Problem details: Continue the passage on coronary vasospasm during anesthesia from the point at which it stops.
Passage to read Block Start
In the present case, we experienced coronary vasospasm in a patient with undiagnosed
variant angina. The first report of the variant of angina pectoris was by Prinzmetal
in 1959 [3]. The pain of variant angina is not
provoked by exercise or excessive workload on the heart but occurs spontaneously at
rest or during ordinary activity. Coronary vasospasm is accompanied by a
characteristic change in the EKG: significant ST-segment elevation and reciprocal
ST-segment depression [4]. Moreover,
transmural ischemia caused by coronary artery spasms may be silent but serious,
leading to lethal arrhythmias such as ventricular tachycardia and fibrillation
[5]. It occurs in relatively young
individuals with low coronary risk and can be confirmed by provoking local vasospasm
by vasoconstrictors such as ergonovine and acetylcholine during CAG [1,6,7].
During general anesthesia, patients cannot complain of the characteristic symptoms.
Therefore, ST-segment elevation on EKG is the only clue for recognizing coronary
vasospasm. However, sometimes life-threatening arrhythmia can occur without
ST-segment change or happens too quickly before anesthesiologists can recognize the
changes in the EKG [8,9]. Therefore, careful vigilance and early detection of events
are critical for patient management.
Passage to read Block End
Data for analysis Block Start
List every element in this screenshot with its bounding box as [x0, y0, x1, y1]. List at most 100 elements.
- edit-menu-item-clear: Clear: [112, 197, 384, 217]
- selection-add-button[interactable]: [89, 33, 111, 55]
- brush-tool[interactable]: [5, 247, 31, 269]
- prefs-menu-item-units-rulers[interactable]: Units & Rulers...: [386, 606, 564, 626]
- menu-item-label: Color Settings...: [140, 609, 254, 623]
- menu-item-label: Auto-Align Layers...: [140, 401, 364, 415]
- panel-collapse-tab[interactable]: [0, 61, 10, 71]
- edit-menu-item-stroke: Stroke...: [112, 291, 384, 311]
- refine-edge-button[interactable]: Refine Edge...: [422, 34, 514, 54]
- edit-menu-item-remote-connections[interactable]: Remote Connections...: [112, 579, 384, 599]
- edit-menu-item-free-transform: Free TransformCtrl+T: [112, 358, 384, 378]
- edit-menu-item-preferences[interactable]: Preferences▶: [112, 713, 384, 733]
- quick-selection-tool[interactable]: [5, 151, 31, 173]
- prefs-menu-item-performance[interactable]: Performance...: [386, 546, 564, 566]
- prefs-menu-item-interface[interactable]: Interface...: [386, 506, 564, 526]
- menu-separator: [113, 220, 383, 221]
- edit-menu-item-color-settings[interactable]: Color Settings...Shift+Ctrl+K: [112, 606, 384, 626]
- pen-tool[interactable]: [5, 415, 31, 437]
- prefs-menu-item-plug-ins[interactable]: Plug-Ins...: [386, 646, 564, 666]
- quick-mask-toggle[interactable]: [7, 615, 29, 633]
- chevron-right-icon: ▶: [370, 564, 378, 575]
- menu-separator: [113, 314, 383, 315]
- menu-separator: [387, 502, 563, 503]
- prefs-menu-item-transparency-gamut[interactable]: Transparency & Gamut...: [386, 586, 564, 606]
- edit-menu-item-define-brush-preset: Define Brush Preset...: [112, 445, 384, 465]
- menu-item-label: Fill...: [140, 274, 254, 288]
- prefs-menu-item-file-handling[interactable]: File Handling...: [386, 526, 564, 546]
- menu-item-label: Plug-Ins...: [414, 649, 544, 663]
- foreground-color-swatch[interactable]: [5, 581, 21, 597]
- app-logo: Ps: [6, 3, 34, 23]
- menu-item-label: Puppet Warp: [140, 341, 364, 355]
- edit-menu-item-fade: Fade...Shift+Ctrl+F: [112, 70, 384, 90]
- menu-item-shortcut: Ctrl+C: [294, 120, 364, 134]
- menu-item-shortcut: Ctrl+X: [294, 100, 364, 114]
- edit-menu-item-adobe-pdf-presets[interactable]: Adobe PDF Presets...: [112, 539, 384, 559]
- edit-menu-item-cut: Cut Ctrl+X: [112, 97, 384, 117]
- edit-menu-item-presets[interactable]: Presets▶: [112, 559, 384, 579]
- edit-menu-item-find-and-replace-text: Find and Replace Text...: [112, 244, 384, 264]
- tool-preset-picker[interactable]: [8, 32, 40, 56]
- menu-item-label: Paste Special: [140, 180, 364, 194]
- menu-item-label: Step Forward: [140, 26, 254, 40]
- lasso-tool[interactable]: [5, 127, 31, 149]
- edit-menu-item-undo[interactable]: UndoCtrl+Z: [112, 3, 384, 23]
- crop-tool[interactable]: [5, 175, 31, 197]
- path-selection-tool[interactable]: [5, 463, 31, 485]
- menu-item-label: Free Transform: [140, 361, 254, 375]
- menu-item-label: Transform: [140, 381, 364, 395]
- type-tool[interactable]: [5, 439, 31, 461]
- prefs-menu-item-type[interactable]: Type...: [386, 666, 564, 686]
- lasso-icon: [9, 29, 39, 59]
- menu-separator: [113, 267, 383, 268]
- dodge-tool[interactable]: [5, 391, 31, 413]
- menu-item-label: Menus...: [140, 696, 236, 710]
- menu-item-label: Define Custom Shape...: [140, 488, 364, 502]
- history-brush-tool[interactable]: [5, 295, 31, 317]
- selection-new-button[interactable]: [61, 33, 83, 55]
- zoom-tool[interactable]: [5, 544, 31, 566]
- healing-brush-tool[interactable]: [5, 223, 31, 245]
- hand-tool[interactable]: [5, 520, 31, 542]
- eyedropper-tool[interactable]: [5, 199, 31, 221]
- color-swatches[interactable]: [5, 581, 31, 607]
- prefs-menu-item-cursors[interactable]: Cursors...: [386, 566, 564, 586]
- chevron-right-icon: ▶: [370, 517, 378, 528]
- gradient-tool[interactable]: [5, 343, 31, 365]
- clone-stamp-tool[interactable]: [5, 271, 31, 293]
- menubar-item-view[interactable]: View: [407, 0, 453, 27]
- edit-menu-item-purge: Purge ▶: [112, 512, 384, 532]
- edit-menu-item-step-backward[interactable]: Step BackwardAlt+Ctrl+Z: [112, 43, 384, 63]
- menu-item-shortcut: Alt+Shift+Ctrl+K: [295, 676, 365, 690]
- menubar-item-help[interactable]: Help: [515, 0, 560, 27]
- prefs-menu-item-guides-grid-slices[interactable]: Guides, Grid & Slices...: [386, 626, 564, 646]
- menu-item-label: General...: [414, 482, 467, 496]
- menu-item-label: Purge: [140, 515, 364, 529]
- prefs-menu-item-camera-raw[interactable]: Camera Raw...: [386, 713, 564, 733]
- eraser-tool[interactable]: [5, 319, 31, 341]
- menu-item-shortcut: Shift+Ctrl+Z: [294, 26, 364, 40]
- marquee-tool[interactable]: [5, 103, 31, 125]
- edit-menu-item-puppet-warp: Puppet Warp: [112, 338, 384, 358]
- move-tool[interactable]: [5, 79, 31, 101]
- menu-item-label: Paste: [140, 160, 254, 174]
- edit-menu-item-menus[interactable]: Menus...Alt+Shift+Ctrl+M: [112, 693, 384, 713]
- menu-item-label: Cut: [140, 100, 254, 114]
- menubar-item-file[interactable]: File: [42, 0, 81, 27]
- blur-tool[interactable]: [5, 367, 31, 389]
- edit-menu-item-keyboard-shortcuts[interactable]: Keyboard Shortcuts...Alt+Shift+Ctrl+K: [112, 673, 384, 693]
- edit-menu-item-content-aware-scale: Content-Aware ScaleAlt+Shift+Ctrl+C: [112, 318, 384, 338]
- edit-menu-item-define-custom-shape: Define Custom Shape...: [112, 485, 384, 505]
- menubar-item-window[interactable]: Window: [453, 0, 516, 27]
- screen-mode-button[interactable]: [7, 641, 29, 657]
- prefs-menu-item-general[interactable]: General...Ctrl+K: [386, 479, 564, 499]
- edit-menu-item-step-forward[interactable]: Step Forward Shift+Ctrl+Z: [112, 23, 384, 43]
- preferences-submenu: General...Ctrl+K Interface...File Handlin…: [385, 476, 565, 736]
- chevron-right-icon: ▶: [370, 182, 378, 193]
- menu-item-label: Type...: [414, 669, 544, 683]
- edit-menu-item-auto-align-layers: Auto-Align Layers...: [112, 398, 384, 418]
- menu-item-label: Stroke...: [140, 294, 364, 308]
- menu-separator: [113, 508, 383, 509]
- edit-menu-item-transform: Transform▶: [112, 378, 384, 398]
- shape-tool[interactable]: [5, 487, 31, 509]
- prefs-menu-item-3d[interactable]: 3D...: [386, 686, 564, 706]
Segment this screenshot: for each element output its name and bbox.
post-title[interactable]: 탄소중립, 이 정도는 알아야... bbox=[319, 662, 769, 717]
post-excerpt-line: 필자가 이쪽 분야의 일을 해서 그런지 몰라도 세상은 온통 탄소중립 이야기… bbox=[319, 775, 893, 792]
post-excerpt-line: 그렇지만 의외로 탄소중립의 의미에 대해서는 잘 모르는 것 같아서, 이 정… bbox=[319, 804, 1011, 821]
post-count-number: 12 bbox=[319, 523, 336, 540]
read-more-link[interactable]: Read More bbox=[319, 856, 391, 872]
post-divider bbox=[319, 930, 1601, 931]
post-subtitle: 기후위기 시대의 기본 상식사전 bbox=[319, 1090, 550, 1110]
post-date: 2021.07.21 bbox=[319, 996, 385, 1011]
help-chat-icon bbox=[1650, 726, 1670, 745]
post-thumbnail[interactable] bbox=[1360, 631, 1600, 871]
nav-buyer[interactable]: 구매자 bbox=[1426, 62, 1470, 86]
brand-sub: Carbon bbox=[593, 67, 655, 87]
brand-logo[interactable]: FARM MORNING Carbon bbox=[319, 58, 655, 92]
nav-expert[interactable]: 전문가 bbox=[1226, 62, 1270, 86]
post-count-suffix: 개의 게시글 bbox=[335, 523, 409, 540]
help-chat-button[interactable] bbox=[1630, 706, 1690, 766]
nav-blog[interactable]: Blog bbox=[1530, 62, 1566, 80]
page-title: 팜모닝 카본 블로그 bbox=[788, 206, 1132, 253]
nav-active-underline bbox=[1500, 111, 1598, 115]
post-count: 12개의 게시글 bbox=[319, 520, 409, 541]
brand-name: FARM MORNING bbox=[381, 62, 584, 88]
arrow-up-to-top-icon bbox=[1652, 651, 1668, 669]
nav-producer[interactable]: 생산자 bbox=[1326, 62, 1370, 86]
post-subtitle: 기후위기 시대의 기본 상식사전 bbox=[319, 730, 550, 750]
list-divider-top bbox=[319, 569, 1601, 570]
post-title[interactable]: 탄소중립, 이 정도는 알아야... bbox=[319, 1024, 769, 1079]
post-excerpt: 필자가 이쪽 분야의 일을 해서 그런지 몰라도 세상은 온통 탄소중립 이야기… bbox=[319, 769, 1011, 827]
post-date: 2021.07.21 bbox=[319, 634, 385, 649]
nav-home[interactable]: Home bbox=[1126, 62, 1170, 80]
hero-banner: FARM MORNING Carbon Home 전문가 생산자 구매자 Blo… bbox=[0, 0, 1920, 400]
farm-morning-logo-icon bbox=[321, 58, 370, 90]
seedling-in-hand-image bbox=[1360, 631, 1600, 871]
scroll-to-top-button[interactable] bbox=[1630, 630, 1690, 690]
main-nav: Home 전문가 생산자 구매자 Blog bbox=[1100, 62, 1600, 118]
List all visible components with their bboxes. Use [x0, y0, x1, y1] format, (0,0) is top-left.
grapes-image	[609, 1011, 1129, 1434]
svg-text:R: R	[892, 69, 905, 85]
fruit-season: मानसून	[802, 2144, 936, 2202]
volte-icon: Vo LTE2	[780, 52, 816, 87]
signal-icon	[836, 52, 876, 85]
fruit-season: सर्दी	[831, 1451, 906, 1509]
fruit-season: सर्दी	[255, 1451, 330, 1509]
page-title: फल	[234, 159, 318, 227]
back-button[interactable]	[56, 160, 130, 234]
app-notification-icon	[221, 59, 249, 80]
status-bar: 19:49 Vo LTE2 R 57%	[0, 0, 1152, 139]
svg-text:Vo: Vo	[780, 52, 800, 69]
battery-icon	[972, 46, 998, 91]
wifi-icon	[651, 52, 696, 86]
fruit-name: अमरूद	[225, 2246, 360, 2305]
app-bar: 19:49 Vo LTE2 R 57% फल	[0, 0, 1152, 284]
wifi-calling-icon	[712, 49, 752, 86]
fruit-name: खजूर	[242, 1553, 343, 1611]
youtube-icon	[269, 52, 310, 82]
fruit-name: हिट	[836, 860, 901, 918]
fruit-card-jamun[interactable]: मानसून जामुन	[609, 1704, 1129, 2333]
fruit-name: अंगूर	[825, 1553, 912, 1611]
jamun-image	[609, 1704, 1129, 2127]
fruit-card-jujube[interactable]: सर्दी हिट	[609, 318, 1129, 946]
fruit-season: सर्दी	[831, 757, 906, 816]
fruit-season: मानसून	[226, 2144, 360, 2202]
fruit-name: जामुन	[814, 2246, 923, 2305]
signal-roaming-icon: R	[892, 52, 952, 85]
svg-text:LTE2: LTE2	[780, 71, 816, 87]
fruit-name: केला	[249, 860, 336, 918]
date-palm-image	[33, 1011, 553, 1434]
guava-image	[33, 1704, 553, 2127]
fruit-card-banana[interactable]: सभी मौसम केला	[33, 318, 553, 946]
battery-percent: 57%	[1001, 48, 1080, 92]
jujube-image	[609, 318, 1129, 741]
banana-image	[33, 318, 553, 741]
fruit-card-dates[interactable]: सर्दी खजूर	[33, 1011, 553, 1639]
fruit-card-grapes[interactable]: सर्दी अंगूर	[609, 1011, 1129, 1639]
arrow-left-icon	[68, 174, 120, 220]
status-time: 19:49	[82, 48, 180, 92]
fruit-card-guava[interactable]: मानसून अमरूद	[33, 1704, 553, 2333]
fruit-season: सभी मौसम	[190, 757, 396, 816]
Data for analysis Block End
Written answer:
Among the drugs used for anesthesia, coronary artery vasospasm has been reported to
be caused by vasoconstrictors such as ephedrine, phenylephrine, norepinephrine, and
epinephrine [10,11]. Hence, careful observation of any changes in the EKG after
the administration of these drugs is necessary. In the present case, the initial
decrease in ABP might not have been caused by the spasm. However, we used ephedrine
to increase the ABP, which could have caused the spasm. Another potential cause of
spasms is abdominal manipulation. At the end of CO2 insufflation, the
surgeons pressed down the abdominal wall to pull the gas out, which could have
provoked a vagal-mediated reflex [12,13]. Coronary artery spasms may be affected by
the autonomic nervous system, and increased sensitivity of the vascular smooth
muscles can cause an attack [14].
Initially, we considered the possibility of coronary artery occlusive disease due to
a definite ST-segment elevation and a history of chest pain and aspirin consumption.
In the present case, the patient had not undergone any diagnostic tests for coronary
disease despite a history of chest pain. Similarly, undiagnosed variant angina can
be overlooked when coronary vasospasm occurs during surgery. Despite the presence of
many risk factors for cardiovascular disease, the preoperative transthoracic
echocardiogram was normal, and the possibility of underlying heart disease was
believed to be low. Therefore, variant angina remained undiagnosed, and ephedrine
was used without the awareness of the potential risk of coronary artery spasm. Since
the event was diagnosed as coronary vasospasm, NTG or calcium channel blockers (CCB)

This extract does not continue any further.